WRITTEN EXERCISE: Search the entries below. Return every line that has "three" in it.

= = = =

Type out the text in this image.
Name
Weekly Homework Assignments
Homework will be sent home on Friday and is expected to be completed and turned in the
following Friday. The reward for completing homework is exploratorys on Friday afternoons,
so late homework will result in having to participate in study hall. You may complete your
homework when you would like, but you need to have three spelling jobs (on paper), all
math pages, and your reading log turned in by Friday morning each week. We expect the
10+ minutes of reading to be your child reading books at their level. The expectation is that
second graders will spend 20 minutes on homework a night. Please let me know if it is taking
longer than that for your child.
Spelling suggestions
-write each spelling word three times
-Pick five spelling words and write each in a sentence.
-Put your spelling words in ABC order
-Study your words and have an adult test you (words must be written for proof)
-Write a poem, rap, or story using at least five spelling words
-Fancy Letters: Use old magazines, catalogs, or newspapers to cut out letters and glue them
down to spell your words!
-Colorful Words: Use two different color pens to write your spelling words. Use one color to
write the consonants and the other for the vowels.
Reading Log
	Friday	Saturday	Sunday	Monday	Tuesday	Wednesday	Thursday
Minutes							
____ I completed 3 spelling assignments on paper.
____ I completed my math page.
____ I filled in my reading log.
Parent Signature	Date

= = = =

RESULT OF THE EXERCISE:
homework when you would like, but you need to have three spelling jobs (on paper), all
-write each spelling word three times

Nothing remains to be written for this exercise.